◆ Directions for this task: Read the records below and copy each line that contains "document".

◆ Recorded data:

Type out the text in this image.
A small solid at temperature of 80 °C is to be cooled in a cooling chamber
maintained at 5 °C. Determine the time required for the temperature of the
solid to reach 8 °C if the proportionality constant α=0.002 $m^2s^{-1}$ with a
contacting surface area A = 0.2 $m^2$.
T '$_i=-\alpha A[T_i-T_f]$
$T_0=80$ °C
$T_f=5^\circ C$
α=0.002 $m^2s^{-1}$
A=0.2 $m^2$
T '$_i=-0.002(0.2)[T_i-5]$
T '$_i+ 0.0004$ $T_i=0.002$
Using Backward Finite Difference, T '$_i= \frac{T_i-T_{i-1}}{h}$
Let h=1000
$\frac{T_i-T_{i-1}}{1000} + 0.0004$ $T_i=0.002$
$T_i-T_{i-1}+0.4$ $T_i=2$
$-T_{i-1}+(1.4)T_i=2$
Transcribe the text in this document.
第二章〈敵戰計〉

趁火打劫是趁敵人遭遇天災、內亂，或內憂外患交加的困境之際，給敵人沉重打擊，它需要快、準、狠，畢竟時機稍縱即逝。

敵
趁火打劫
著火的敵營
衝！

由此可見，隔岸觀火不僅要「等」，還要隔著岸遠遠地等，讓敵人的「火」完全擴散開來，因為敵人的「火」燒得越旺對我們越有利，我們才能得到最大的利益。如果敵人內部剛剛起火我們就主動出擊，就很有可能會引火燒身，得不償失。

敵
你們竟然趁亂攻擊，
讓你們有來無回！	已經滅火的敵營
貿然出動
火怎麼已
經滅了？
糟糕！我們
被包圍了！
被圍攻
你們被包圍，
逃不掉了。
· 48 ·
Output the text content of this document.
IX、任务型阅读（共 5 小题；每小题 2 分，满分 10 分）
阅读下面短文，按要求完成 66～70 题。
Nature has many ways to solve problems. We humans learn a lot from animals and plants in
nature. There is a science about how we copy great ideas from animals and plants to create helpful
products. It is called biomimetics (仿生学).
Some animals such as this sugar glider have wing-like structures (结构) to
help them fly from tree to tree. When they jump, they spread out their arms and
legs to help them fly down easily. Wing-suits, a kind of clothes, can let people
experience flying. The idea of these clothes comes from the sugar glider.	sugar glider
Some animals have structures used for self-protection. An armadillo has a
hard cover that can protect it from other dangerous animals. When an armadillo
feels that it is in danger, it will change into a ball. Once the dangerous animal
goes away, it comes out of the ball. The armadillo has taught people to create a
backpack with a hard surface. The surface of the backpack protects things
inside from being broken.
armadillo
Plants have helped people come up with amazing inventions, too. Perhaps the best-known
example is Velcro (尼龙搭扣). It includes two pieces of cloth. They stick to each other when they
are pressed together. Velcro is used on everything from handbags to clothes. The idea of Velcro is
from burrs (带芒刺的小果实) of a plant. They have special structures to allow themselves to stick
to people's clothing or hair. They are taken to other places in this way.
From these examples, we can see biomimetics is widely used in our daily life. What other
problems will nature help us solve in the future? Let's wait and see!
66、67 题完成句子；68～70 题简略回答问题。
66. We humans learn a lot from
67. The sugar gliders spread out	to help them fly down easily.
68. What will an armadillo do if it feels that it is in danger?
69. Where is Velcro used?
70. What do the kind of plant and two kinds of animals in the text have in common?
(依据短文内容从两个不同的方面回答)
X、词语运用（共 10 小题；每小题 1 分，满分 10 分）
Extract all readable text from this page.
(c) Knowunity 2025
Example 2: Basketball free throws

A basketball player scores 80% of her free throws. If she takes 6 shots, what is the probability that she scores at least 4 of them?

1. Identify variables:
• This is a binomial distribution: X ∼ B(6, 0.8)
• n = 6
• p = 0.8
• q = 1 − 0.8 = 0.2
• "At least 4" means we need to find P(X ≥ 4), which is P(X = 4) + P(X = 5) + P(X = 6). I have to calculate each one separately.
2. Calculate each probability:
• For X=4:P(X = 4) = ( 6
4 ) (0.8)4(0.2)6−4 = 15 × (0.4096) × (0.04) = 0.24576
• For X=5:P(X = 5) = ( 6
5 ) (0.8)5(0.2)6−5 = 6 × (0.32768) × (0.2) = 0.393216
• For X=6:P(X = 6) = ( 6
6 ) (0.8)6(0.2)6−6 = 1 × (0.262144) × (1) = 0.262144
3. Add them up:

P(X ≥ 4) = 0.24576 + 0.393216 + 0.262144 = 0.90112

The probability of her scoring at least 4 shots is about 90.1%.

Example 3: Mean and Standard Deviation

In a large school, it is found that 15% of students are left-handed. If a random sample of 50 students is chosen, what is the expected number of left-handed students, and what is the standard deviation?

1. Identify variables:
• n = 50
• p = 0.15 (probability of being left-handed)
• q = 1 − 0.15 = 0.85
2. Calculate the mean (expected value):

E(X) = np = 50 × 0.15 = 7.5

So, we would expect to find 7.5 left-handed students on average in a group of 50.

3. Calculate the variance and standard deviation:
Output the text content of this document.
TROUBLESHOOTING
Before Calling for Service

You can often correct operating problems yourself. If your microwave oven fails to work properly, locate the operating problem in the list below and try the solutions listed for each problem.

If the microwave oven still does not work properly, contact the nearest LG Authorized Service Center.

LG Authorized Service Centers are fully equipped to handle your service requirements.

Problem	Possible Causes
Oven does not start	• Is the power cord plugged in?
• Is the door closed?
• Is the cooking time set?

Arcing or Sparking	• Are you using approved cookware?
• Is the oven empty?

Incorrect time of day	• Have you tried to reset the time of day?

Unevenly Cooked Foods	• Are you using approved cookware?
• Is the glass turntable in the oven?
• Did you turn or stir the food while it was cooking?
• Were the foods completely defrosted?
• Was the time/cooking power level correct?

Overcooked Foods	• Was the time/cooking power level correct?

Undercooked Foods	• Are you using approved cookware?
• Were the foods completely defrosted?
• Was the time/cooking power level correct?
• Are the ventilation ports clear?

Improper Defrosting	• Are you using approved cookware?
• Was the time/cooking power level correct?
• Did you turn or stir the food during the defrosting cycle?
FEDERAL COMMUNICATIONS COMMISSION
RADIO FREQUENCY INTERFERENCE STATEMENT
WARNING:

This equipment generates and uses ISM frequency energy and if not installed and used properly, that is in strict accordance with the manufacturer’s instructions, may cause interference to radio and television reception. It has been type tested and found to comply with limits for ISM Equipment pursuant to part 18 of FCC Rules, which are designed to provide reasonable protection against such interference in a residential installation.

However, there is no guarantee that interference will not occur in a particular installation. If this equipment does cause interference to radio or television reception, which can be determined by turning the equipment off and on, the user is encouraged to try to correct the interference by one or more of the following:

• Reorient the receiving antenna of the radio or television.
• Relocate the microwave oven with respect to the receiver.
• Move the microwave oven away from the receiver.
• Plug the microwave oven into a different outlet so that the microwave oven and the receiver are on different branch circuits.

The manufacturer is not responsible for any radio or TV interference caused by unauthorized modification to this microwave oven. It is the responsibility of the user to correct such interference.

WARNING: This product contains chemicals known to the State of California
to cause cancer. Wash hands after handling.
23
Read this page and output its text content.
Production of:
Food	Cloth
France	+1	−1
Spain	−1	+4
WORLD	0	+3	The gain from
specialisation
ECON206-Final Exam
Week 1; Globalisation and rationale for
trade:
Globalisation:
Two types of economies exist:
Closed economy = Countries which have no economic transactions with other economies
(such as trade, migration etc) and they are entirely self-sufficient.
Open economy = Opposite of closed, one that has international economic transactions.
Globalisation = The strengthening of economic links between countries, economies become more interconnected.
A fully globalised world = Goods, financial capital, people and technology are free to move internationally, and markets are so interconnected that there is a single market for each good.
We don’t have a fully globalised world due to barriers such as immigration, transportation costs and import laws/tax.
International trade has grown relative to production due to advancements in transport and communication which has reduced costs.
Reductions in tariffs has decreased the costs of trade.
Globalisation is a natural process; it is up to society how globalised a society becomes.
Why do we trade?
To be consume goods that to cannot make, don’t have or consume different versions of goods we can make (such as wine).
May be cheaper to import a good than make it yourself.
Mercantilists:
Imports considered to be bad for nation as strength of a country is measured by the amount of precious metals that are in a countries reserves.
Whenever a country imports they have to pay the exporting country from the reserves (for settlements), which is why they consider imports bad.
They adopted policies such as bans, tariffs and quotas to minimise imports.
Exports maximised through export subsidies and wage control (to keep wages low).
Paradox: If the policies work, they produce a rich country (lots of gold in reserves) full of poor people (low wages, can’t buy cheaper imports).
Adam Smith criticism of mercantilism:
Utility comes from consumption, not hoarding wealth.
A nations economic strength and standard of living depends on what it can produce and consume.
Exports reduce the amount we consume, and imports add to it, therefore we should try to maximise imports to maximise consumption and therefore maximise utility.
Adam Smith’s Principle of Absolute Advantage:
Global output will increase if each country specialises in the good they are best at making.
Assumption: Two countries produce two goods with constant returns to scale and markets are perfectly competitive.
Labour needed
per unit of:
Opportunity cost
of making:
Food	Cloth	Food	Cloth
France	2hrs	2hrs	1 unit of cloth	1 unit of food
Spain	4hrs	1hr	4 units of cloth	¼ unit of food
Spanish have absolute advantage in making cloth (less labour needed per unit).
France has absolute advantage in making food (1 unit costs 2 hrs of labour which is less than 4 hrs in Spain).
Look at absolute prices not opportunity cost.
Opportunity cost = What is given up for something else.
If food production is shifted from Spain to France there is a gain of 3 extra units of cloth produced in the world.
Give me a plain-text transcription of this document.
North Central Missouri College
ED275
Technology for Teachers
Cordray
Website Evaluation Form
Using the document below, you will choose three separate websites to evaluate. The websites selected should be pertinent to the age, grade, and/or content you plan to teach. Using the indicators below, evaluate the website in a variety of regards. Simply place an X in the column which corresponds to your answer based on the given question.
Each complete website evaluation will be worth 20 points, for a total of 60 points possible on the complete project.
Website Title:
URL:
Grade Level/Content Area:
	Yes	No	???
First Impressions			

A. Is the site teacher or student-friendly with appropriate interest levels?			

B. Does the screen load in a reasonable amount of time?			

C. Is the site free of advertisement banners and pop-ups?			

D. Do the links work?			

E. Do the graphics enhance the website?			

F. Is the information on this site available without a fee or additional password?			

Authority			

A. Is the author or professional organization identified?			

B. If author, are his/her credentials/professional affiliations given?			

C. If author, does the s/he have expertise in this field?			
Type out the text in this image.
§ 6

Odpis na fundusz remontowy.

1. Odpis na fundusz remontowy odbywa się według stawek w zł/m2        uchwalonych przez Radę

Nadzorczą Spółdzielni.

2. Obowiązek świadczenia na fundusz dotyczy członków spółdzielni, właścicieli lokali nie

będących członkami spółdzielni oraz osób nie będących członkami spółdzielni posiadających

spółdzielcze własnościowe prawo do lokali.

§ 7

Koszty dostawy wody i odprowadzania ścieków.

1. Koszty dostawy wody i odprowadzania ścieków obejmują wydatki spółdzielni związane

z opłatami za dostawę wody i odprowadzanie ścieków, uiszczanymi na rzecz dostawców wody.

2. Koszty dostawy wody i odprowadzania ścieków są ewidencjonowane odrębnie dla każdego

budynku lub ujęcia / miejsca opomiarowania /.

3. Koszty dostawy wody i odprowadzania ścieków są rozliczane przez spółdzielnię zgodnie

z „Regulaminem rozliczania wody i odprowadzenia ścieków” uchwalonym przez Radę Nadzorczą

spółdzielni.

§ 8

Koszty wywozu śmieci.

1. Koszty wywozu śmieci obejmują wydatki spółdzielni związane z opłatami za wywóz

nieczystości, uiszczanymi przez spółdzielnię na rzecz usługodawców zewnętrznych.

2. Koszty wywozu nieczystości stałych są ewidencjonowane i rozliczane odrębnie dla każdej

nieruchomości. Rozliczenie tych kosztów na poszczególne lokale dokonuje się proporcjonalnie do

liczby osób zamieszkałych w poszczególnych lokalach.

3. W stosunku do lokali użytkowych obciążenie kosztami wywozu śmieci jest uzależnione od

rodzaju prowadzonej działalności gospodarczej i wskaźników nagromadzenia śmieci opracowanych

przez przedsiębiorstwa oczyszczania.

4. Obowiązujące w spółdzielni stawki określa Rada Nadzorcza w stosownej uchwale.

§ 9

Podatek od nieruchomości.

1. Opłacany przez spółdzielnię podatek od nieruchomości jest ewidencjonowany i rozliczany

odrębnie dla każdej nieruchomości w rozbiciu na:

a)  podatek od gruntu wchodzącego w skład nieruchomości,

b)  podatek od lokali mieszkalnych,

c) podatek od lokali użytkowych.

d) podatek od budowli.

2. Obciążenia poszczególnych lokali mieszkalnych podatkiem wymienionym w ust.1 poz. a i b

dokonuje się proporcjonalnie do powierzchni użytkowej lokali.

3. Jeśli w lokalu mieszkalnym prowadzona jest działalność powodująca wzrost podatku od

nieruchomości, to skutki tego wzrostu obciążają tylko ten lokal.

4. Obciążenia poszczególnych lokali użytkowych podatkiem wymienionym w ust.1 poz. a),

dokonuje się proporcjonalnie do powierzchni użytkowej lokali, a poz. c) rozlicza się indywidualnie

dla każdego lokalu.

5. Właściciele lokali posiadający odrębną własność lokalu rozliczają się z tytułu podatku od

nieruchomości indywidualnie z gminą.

◆ Answer for the task:
Transcribe the text in this document.
Output the text content of this document.
Output the text content of this document.
Give me a plain-text transcription of this document.
Using the document below, you will choose three separate websites to evaluate. The websites selected should be pertinent to the age, grade, and/or content you plan to teach. Using the indicators below, evaluate the website in a variety of regards. Simply place an X in the column which corresponds to your answer based on the given question.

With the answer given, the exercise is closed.